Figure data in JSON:
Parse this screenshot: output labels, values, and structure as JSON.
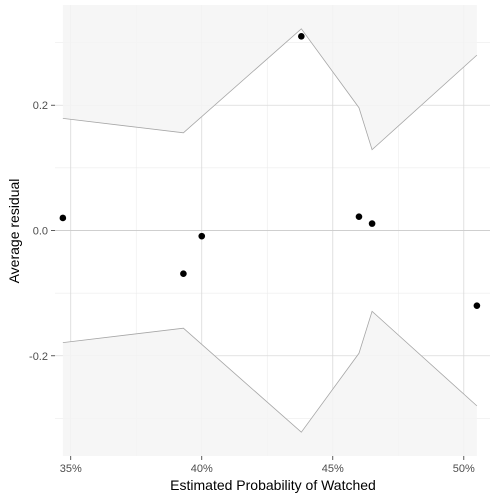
{
  "chart_data": {
    "type": "scatter",
    "xlabel": "Estimated Probability of Watched",
    "ylabel": "Average residual",
    "x_unit": "percent",
    "xlim": [
      34.4,
      51.0
    ],
    "ylim": [
      -0.36,
      0.36
    ],
    "x_ticks": [
      35,
      40,
      45,
      50
    ],
    "x_tick_labels": [
      "35%",
      "40%",
      "45%",
      "50%"
    ],
    "y_ticks": [
      -0.2,
      0.0,
      0.2
    ],
    "y_tick_labels": [
      "-0.2",
      "0.0",
      "0.2"
    ],
    "x_minor_ticks": [
      37.5,
      42.5,
      47.5
    ],
    "y_minor_ticks": [
      -0.3,
      -0.1,
      0.1,
      0.3
    ],
    "zero_line": 0,
    "grid": true,
    "points": [
      {
        "x": 34.7,
        "y": 0.02
      },
      {
        "x": 39.3,
        "y": -0.069
      },
      {
        "x": 40.0,
        "y": -0.009
      },
      {
        "x": 43.8,
        "y": 0.31
      },
      {
        "x": 46.0,
        "y": 0.022
      },
      {
        "x": 46.5,
        "y": 0.011
      },
      {
        "x": 50.5,
        "y": -0.12
      }
    ],
    "band": {
      "x": [
        34.7,
        39.3,
        43.8,
        46.0,
        46.5,
        50.5
      ],
      "upper": [
        0.179,
        0.156,
        0.322,
        0.196,
        0.129,
        0.28
      ],
      "lower": [
        -0.179,
        -0.156,
        -0.322,
        -0.196,
        -0.129,
        -0.28
      ]
    },
    "colors": {
      "panel": "#ebebeb",
      "grid_major": "#d9d9d9",
      "grid_minor": "#ececec",
      "band_fill": "#f4f4f4",
      "band_line": "#a6a6a6",
      "point": "#000000",
      "tick_text": "#4d4d4d"
    }
  }
}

EXERCISE DIRECTIONS
Without the pictures, extract every entry verbatim.

ANSWER TO THE PROBLEM
Parse this screenshot: output labels, values, and structure as JSON.
{
  "chart_data": {
    "type": "scatter",
    "xlabel": "Estimated Probability of Watched",
    "ylabel": "Average residual",
    "x_unit": "percent",
    "xlim": [
      34.4,
      51.0
    ],
    "ylim": [
      -0.36,
      0.36
    ],
    "x_ticks": [
      35,
      40,
      45,
      50
    ],
    "x_tick_labels": [
      "35%",
      "40%",
      "45%",
      "50%"
    ],
    "y_ticks": [
      -0.2,
      0.0,
      0.2
    ],
    "y_tick_labels": [
      "-0.2",
      "0.0",
      "0.2"
    ],
    "x_minor_ticks": [
      37.5,
      42.5,
      47.5
    ],
    "y_minor_ticks": [
      -0.3,
      -0.1,
      0.1,
      0.3
    ],
    "zero_line": 0,
    "grid": true,
    "points": [
      {
        "x": 34.7,
        "y": 0.02
      },
      {
        "x": 39.3,
        "y": -0.069
      },
      {
        "x": 40.0,
        "y": -0.009
      },
      {
        "x": 43.8,
        "y": 0.31
      },
      {
        "x": 46.0,
        "y": 0.022
      },
      {
        "x": 46.5,
        "y": 0.011
      },
      {
        "x": 50.5,
        "y": -0.12
      }
    ],
    "band": {
      "x": [
        34.7,
        39.3,
        43.8,
        46.0,
        46.5,
        50.5
      ],
      "upper": [
        0.179,
        0.156,
        0.322,
        0.196,
        0.129,
        0.28
      ],
      "lower": [
        -0.179,
        -0.156,
        -0.322,
        -0.196,
        -0.129,
        -0.28
      ]
    },
    "colors": {
      "panel": "#ebebeb",
      "grid_major": "#d9d9d9",
      "grid_minor": "#ececec",
      "band_fill": "#f4f4f4",
      "band_line": "#a6a6a6",
      "point": "#000000",
      "tick_text": "#4d4d4d"
    }
  }
}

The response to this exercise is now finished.